━━━ Dataset content
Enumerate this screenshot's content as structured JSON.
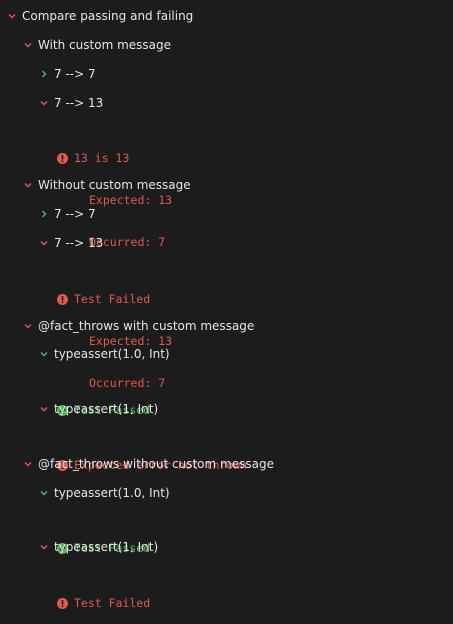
{
  "colors": {
    "background": "#1c1c1c",
    "text": "#e6e6e6",
    "chevron_expanded": "#e05a50",
    "chevron_collapsed": "#4fb85a",
    "fail": "#e05a50",
    "pass": "#4fb85a"
  },
  "tree": {
    "root_label": "Compare passing and failing",
    "group1": {
      "label": "With custom message",
      "item1_label": "7 --> 7",
      "item2_label": "7 --> 13",
      "item2_result_title": "13 is 13",
      "item2_expected": "Expected: 13",
      "item2_occurred": "Occurred: 7"
    },
    "group2": {
      "label": "Without custom message",
      "item1_label": "7 --> 7",
      "item2_label": "7 --> 13",
      "item2_result_title": "Test Failed",
      "item2_expected": "Expected: 13",
      "item2_occurred": "Occurred: 7"
    },
    "group3": {
      "label": "@fact_throws with custom message",
      "item1_label": "typeassert(1.0, Int)",
      "item1_result": "Test Passed",
      "item2_label": "typeassert(1, Int)",
      "item2_result": "Expected error not thrown"
    },
    "group4": {
      "label": "@fact_throws without custom message",
      "item1_label": "typeassert(1.0, Int)",
      "item1_result": "Test Passed",
      "item2_label": "typeassert(1, Int)",
      "item2_result": "Test Failed"
    }
  }
}
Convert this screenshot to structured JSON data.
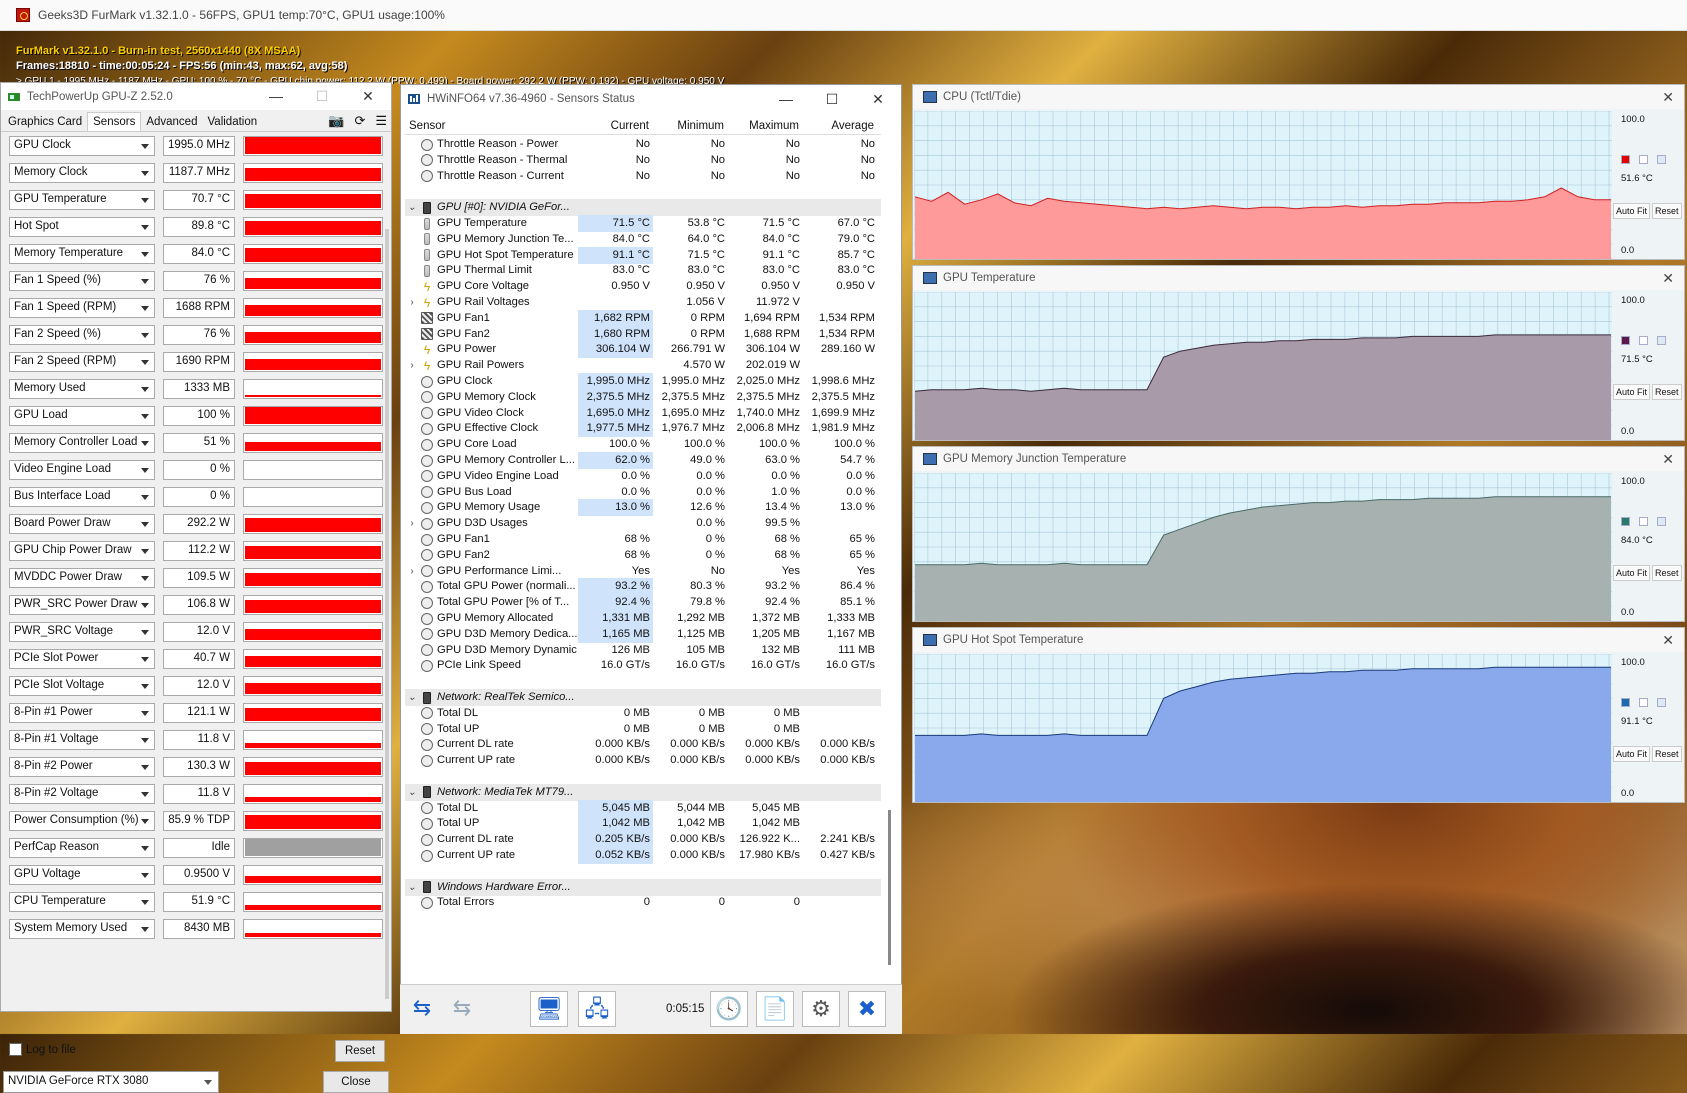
{
  "furmark": {
    "title": "Geeks3D FurMark v1.32.1.0 - 56FPS, GPU1 temp:70°C, GPU1 usage:100%",
    "osd_line1": "FurMark v1.32.1.0 - Burn-in test, 2560x1440 (8X MSAA)",
    "osd_line2": "Frames:18810 - time:00:05:24 - FPS:56 (min:43, max:62, avg:58)",
    "osd_line3": "> GPU 1 - 1995 MHz - 1187 MHz - GPU: 100 % - 70 °C - GPU chip power: 112.2 W (PPW: 0.499) - Board power: 292.2 W (PPW: 0.192) - GPU voltage: 0.950 V"
  },
  "gpuz": {
    "title": "TechPowerUp GPU-Z 2.52.0",
    "tabs": [
      "Graphics Card",
      "Sensors",
      "Advanced",
      "Validation"
    ],
    "sensors": [
      {
        "name": "GPU Clock",
        "value": "1995.0 MHz",
        "level": 0.92,
        "color": "red"
      },
      {
        "name": "Memory Clock",
        "value": "1187.7 MHz",
        "level": 0.7,
        "color": "red"
      },
      {
        "name": "GPU Temperature",
        "value": "70.7 °C",
        "level": 0.75,
        "color": "red"
      },
      {
        "name": "Hot Spot",
        "value": "89.8 °C",
        "level": 0.8,
        "color": "red"
      },
      {
        "name": "Memory Temperature",
        "value": "84.0 °C",
        "level": 0.75,
        "color": "red"
      },
      {
        "name": "Fan 1 Speed (%)",
        "value": "76 %",
        "level": 0.6,
        "color": "red"
      },
      {
        "name": "Fan 1 Speed (RPM)",
        "value": "1688 RPM",
        "level": 0.6,
        "color": "red"
      },
      {
        "name": "Fan 2 Speed (%)",
        "value": "76 %",
        "level": 0.6,
        "color": "red"
      },
      {
        "name": "Fan 2 Speed (RPM)",
        "value": "1690 RPM",
        "level": 0.6,
        "color": "red"
      },
      {
        "name": "Memory Used",
        "value": "1333 MB",
        "level": 0.1,
        "color": "red"
      },
      {
        "name": "GPU Load",
        "value": "100 %",
        "level": 0.92,
        "color": "red"
      },
      {
        "name": "Memory Controller Load",
        "value": "51 %",
        "level": 0.5,
        "color": "red"
      },
      {
        "name": "Video Engine Load",
        "value": "0 %",
        "level": 0.0,
        "color": "red"
      },
      {
        "name": "Bus Interface Load",
        "value": "0 %",
        "level": 0.0,
        "color": "red"
      },
      {
        "name": "Board Power Draw",
        "value": "292.2 W",
        "level": 0.75,
        "color": "red"
      },
      {
        "name": "GPU Chip Power Draw",
        "value": "112.2 W",
        "level": 0.7,
        "color": "red"
      },
      {
        "name": "MVDDC Power Draw",
        "value": "109.5 W",
        "level": 0.7,
        "color": "red"
      },
      {
        "name": "PWR_SRC Power Draw",
        "value": "106.8 W",
        "level": 0.7,
        "color": "red"
      },
      {
        "name": "PWR_SRC Voltage",
        "value": "12.0 V",
        "level": 0.6,
        "color": "red"
      },
      {
        "name": "PCIe Slot Power",
        "value": "40.7 W",
        "level": 0.6,
        "color": "red"
      },
      {
        "name": "PCIe Slot Voltage",
        "value": "12.0 V",
        "level": 0.6,
        "color": "red"
      },
      {
        "name": "8-Pin #1 Power",
        "value": "121.1 W",
        "level": 0.7,
        "color": "red"
      },
      {
        "name": "8-Pin #1 Voltage",
        "value": "11.8 V",
        "level": 0.3,
        "color": "red"
      },
      {
        "name": "8-Pin #2 Power",
        "value": "130.3 W",
        "level": 0.7,
        "color": "red"
      },
      {
        "name": "8-Pin #2 Voltage",
        "value": "11.8 V",
        "level": 0.3,
        "color": "red"
      },
      {
        "name": "Power Consumption (%)",
        "value": "85.9 % TDP",
        "level": 0.75,
        "color": "red"
      },
      {
        "name": "PerfCap Reason",
        "value": "Idle",
        "level": 0.92,
        "color": "gray"
      },
      {
        "name": "GPU Voltage",
        "value": "0.9500 V",
        "level": 0.4,
        "color": "red"
      },
      {
        "name": "CPU Temperature",
        "value": "51.9 °C",
        "level": 0.3,
        "color": "red"
      },
      {
        "name": "System Memory Used",
        "value": "8430 MB",
        "level": 0.2,
        "color": "red"
      }
    ],
    "log_label": "Log to file",
    "reset_label": "Reset",
    "device": "NVIDIA GeForce RTX 3080",
    "close_label": "Close"
  },
  "hwinfo": {
    "title": "HWiNFO64 v7.36-4960 - Sensors Status",
    "columns": [
      "Sensor",
      "Current",
      "Minimum",
      "Maximum",
      "Average"
    ],
    "rows": [
      {
        "t": "row",
        "icon": "circle",
        "n": "Throttle Reason - Power",
        "c": "No",
        "mi": "No",
        "ma": "No",
        "av": "No"
      },
      {
        "t": "row",
        "icon": "circle",
        "n": "Throttle Reason - Thermal",
        "c": "No",
        "mi": "No",
        "ma": "No",
        "av": "No"
      },
      {
        "t": "row",
        "icon": "circle",
        "n": "Throttle Reason - Current",
        "c": "No",
        "mi": "No",
        "ma": "No",
        "av": "No"
      },
      {
        "t": "blank"
      },
      {
        "t": "grp",
        "n": "GPU [#0]: NVIDIA GeFor..."
      },
      {
        "t": "row",
        "icon": "th",
        "n": "GPU Temperature",
        "c": "71.5 °C",
        "mi": "53.8 °C",
        "ma": "71.5 °C",
        "av": "67.0 °C",
        "hl": true
      },
      {
        "t": "row",
        "icon": "th",
        "n": "GPU Memory Junction Te...",
        "c": "84.0 °C",
        "mi": "64.0 °C",
        "ma": "84.0 °C",
        "av": "79.0 °C"
      },
      {
        "t": "row",
        "icon": "th",
        "n": "GPU Hot Spot Temperature",
        "c": "91.1 °C",
        "mi": "71.5 °C",
        "ma": "91.1 °C",
        "av": "85.7 °C",
        "hl": true
      },
      {
        "t": "row",
        "icon": "th",
        "n": "GPU Thermal Limit",
        "c": "83.0 °C",
        "mi": "83.0 °C",
        "ma": "83.0 °C",
        "av": "83.0 °C"
      },
      {
        "t": "row",
        "icon": "bolt",
        "n": "GPU Core Voltage",
        "c": "0.950 V",
        "mi": "0.950 V",
        "ma": "0.950 V",
        "av": "0.950 V"
      },
      {
        "t": "row",
        "icon": "bolt",
        "n": "GPU Rail Voltages",
        "c": "",
        "mi": "1.056 V",
        "ma": "11.972 V",
        "av": "",
        "ex": true
      },
      {
        "t": "row",
        "icon": "fan",
        "n": "GPU Fan1",
        "c": "1,682 RPM",
        "mi": "0 RPM",
        "ma": "1,694 RPM",
        "av": "1,534 RPM",
        "hl": true
      },
      {
        "t": "row",
        "icon": "fan",
        "n": "GPU Fan2",
        "c": "1,680 RPM",
        "mi": "0 RPM",
        "ma": "1,688 RPM",
        "av": "1,534 RPM",
        "hl": true
      },
      {
        "t": "row",
        "icon": "bolt",
        "n": "GPU Power",
        "c": "306.104 W",
        "mi": "266.791 W",
        "ma": "306.104 W",
        "av": "289.160 W",
        "hl": true
      },
      {
        "t": "row",
        "icon": "bolt",
        "n": "GPU Rail Powers",
        "c": "",
        "mi": "4.570 W",
        "ma": "202.019 W",
        "av": "",
        "ex": true
      },
      {
        "t": "row",
        "icon": "circle",
        "n": "GPU Clock",
        "c": "1,995.0 MHz",
        "mi": "1,995.0 MHz",
        "ma": "2,025.0 MHz",
        "av": "1,998.6 MHz",
        "hl": true
      },
      {
        "t": "row",
        "icon": "circle",
        "n": "GPU Memory Clock",
        "c": "2,375.5 MHz",
        "mi": "2,375.5 MHz",
        "ma": "2,375.5 MHz",
        "av": "2,375.5 MHz",
        "hl": true
      },
      {
        "t": "row",
        "icon": "circle",
        "n": "GPU Video Clock",
        "c": "1,695.0 MHz",
        "mi": "1,695.0 MHz",
        "ma": "1,740.0 MHz",
        "av": "1,699.9 MHz",
        "hl": true
      },
      {
        "t": "row",
        "icon": "circle",
        "n": "GPU Effective Clock",
        "c": "1,977.5 MHz",
        "mi": "1,976.7 MHz",
        "ma": "2,006.8 MHz",
        "av": "1,981.9 MHz",
        "hl": true
      },
      {
        "t": "row",
        "icon": "circle",
        "n": "GPU Core Load",
        "c": "100.0 %",
        "mi": "100.0 %",
        "ma": "100.0 %",
        "av": "100.0 %"
      },
      {
        "t": "row",
        "icon": "circle",
        "n": "GPU Memory Controller L...",
        "c": "62.0 %",
        "mi": "49.0 %",
        "ma": "63.0 %",
        "av": "54.7 %",
        "hl": true
      },
      {
        "t": "row",
        "icon": "circle",
        "n": "GPU Video Engine Load",
        "c": "0.0 %",
        "mi": "0.0 %",
        "ma": "0.0 %",
        "av": "0.0 %"
      },
      {
        "t": "row",
        "icon": "circle",
        "n": "GPU Bus Load",
        "c": "0.0 %",
        "mi": "0.0 %",
        "ma": "1.0 %",
        "av": "0.0 %"
      },
      {
        "t": "row",
        "icon": "circle",
        "n": "GPU Memory Usage",
        "c": "13.0 %",
        "mi": "12.6 %",
        "ma": "13.4 %",
        "av": "13.0 %",
        "hl": true
      },
      {
        "t": "row",
        "icon": "circle",
        "n": "GPU D3D Usages",
        "c": "",
        "mi": "0.0 %",
        "ma": "99.5 %",
        "av": "",
        "ex": true
      },
      {
        "t": "row",
        "icon": "circle",
        "n": "GPU Fan1",
        "c": "68 %",
        "mi": "0 %",
        "ma": "68 %",
        "av": "65 %"
      },
      {
        "t": "row",
        "icon": "circle",
        "n": "GPU Fan2",
        "c": "68 %",
        "mi": "0 %",
        "ma": "68 %",
        "av": "65 %"
      },
      {
        "t": "row",
        "icon": "circle",
        "n": "GPU Performance Limi...",
        "c": "Yes",
        "mi": "No",
        "ma": "Yes",
        "av": "Yes",
        "ex": true
      },
      {
        "t": "row",
        "icon": "circle",
        "n": "Total GPU Power (normali...",
        "c": "93.2 %",
        "mi": "80.3 %",
        "ma": "93.2 %",
        "av": "86.4 %",
        "hl": true
      },
      {
        "t": "row",
        "icon": "circle",
        "n": "Total GPU Power [% of T...",
        "c": "92.4 %",
        "mi": "79.8 %",
        "ma": "92.4 %",
        "av": "85.1 %",
        "hl": true
      },
      {
        "t": "row",
        "icon": "circle",
        "n": "GPU Memory Allocated",
        "c": "1,331 MB",
        "mi": "1,292 MB",
        "ma": "1,372 MB",
        "av": "1,333 MB",
        "hl": true
      },
      {
        "t": "row",
        "icon": "circle",
        "n": "GPU D3D Memory Dedica...",
        "c": "1,165 MB",
        "mi": "1,125 MB",
        "ma": "1,205 MB",
        "av": "1,167 MB",
        "hl": true
      },
      {
        "t": "row",
        "icon": "circle",
        "n": "GPU D3D Memory Dynamic",
        "c": "126 MB",
        "mi": "105 MB",
        "ma": "132 MB",
        "av": "111 MB"
      },
      {
        "t": "row",
        "icon": "circle",
        "n": "PCIe Link Speed",
        "c": "16.0 GT/s",
        "mi": "16.0 GT/s",
        "ma": "16.0 GT/s",
        "av": "16.0 GT/s"
      },
      {
        "t": "blank"
      },
      {
        "t": "grp",
        "n": "Network: RealTek Semico..."
      },
      {
        "t": "row",
        "icon": "circle",
        "n": "Total DL",
        "c": "0 MB",
        "mi": "0 MB",
        "ma": "0 MB",
        "av": ""
      },
      {
        "t": "row",
        "icon": "circle",
        "n": "Total UP",
        "c": "0 MB",
        "mi": "0 MB",
        "ma": "0 MB",
        "av": ""
      },
      {
        "t": "row",
        "icon": "circle",
        "n": "Current DL rate",
        "c": "0.000 KB/s",
        "mi": "0.000 KB/s",
        "ma": "0.000 KB/s",
        "av": "0.000 KB/s"
      },
      {
        "t": "row",
        "icon": "circle",
        "n": "Current UP rate",
        "c": "0.000 KB/s",
        "mi": "0.000 KB/s",
        "ma": "0.000 KB/s",
        "av": "0.000 KB/s"
      },
      {
        "t": "blank"
      },
      {
        "t": "grp",
        "n": "Network: MediaTek MT79..."
      },
      {
        "t": "row",
        "icon": "circle",
        "n": "Total DL",
        "c": "5,045 MB",
        "mi": "5,044 MB",
        "ma": "5,045 MB",
        "av": "",
        "hl": true
      },
      {
        "t": "row",
        "icon": "circle",
        "n": "Total UP",
        "c": "1,042 MB",
        "mi": "1,042 MB",
        "ma": "1,042 MB",
        "av": "",
        "hl": true
      },
      {
        "t": "row",
        "icon": "circle",
        "n": "Current DL rate",
        "c": "0.205 KB/s",
        "mi": "0.000 KB/s",
        "ma": "126.922 K...",
        "av": "2.241 KB/s",
        "hl": true
      },
      {
        "t": "row",
        "icon": "circle",
        "n": "Current UP rate",
        "c": "0.052 KB/s",
        "mi": "0.000 KB/s",
        "ma": "17.980 KB/s",
        "av": "0.427 KB/s",
        "hl": true
      },
      {
        "t": "blank"
      },
      {
        "t": "grp",
        "n": "Windows Hardware Error..."
      },
      {
        "t": "row",
        "icon": "circle",
        "n": "Total Errors",
        "c": "0",
        "mi": "0",
        "ma": "0",
        "av": ""
      }
    ],
    "timer": "0:05:15"
  },
  "charts": [
    {
      "title": "CPU (Tctl/Tdie)",
      "top": "100.0",
      "bottom": "0.0",
      "current": "51.6 °C",
      "color": "#ff9a9a",
      "line": "#d02020",
      "swatch": "#e00000",
      "series": [
        42,
        39,
        45,
        37,
        40,
        44,
        38,
        36,
        41,
        39,
        38,
        37,
        36,
        35,
        34,
        35,
        34,
        35,
        36,
        35,
        34,
        35,
        35,
        34,
        35,
        35,
        36,
        35,
        36,
        36,
        37,
        37,
        38,
        38,
        38,
        39,
        39,
        40,
        42,
        48,
        42,
        40,
        40
      ]
    },
    {
      "title": "GPU Temperature",
      "top": "100.0",
      "bottom": "0.0",
      "current": "71.5 °C",
      "color": "#a89aa8",
      "line": "#3a2a3a",
      "swatch": "#5a1a4a",
      "series": [
        33,
        34,
        34,
        34,
        35,
        34,
        34,
        33,
        34,
        35,
        34,
        34,
        34,
        34,
        34,
        56,
        60,
        62,
        64,
        65,
        66,
        66,
        67,
        67,
        68,
        68,
        68,
        69,
        69,
        69,
        70,
        70,
        70,
        70,
        70,
        71,
        71,
        71,
        71,
        71,
        71,
        71,
        71
      ]
    },
    {
      "title": "GPU Memory Junction Temperature",
      "top": "100.0",
      "bottom": "0.0",
      "current": "84.0 °C",
      "color": "#a7b2b0",
      "line": "#4a6a66",
      "swatch": "#2a7a6a",
      "series": [
        38,
        38,
        38,
        38,
        39,
        38,
        38,
        38,
        38,
        39,
        38,
        38,
        38,
        38,
        38,
        58,
        62,
        66,
        70,
        73,
        75,
        77,
        78,
        79,
        80,
        80,
        81,
        81,
        82,
        82,
        82,
        83,
        83,
        83,
        83,
        84,
        84,
        84,
        84,
        84,
        84,
        84,
        84
      ]
    },
    {
      "title": "GPU Hot Spot Temperature",
      "top": "100.0",
      "bottom": "0.0",
      "current": "91.1 °C",
      "color": "#8aa8ec",
      "line": "#1a3a7a",
      "swatch": "#1a6ab0",
      "series": [
        45,
        45,
        45,
        45,
        46,
        45,
        45,
        45,
        45,
        46,
        45,
        45,
        45,
        45,
        45,
        70,
        75,
        78,
        81,
        83,
        84,
        85,
        86,
        87,
        87,
        88,
        88,
        89,
        89,
        89,
        90,
        90,
        90,
        90,
        90,
        91,
        91,
        91,
        91,
        91,
        91,
        91,
        91
      ]
    }
  ],
  "chart_buttons": {
    "autofit": "Auto Fit",
    "reset": "Reset"
  }
}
━━━━━━
__Written request__
Only lines holding the string "Engine" are wanted; gather each one from the entries above.

__Final result__
        "name": "Video Engine Load",
        "n": "GPU Video Engine Load",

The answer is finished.